● Work instructions: Quote every line below exactly as it reads.

------ Extracted records

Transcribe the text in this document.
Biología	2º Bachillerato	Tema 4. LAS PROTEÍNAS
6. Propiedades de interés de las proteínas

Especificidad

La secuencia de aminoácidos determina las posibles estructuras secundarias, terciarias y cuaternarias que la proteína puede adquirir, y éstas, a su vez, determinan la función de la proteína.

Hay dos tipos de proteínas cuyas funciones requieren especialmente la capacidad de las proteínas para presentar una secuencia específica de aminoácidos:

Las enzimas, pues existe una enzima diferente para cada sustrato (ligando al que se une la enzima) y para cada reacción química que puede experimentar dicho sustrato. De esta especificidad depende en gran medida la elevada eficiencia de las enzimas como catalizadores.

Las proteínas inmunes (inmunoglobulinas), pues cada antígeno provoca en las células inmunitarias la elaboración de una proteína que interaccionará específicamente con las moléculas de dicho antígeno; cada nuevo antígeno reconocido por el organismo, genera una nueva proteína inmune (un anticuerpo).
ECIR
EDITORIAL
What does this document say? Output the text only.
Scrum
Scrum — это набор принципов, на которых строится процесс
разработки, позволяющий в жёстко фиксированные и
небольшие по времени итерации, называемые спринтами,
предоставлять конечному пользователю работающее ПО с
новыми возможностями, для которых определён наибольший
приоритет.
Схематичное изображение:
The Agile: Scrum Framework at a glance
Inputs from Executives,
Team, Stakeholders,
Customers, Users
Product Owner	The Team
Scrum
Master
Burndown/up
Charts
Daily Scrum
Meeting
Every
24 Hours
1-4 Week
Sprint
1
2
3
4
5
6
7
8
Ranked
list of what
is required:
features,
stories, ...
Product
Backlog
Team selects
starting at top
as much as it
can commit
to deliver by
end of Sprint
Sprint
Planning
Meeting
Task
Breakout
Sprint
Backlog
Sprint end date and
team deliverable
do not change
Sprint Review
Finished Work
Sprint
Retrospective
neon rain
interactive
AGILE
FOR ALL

------------

● Full output:
Transcribe the text in this document.
Biología	2º Bachillerato	Tema 4. LAS PROTEÍNAS
6. Propiedades de interés de las proteínas

Especificidad

La secuencia de aminoácidos determina las posibles estructuras secundarias, terciarias y cuaternarias que la proteína puede adquirir, y éstas, a su vez, determinan la función de la proteína.

Hay dos tipos de proteínas cuyas funciones requieren especialmente la capacidad de las proteínas para presentar una secuencia específica de aminoácidos:

Las enzimas, pues existe una enzima diferente para cada sustrato (ligando al que se une la enzima) y para cada reacción química que puede experimentar dicho sustrato. De esta especificidad depende en gran medida la elevada eficiencia de las enzimas como catalizadores.

Las proteínas inmunes (inmunoglobulinas), pues cada antígeno provoca en las células inmunitarias la elaboración de una proteína que interaccionará específicamente con las moléculas de dicho antígeno; cada nuevo antígeno reconocido por el organismo, genera una nueva proteína inmune (un anticuerpo).
ECIR
EDITORIAL
What does this document say? Output the text only.
Scrum
Scrum — это набор принципов, на которых строится процесс
разработки, позволяющий в жёстко фиксированные и
небольшие по времени итерации, называемые спринтами,
предоставлять конечному пользователю работающее ПО с
новыми возможностями, для которых определён наибольший
приоритет.
Схематичное изображение:
The Agile: Scrum Framework at a glance
Inputs from Executives,
Team, Stakeholders,
Customers, Users
Product Owner	The Team
Scrum
Master
Burndown/up
Charts
Daily Scrum
Meeting
Every
24 Hours
1-4 Week
Sprint
1
2
3
4
5
6
7
8
Ranked
list of what
is required:
features,
stories, ...
Product
Backlog
Team selects
starting at top
as much as it
can commit
to deliver by
end of Sprint
Sprint
Planning
Meeting
Task
Breakout
Sprint
Backlog
Sprint end date and
team deliverable
do not change
Sprint Review
Finished Work
Sprint
Retrospective
neon rain
interactive
AGILE
FOR ALL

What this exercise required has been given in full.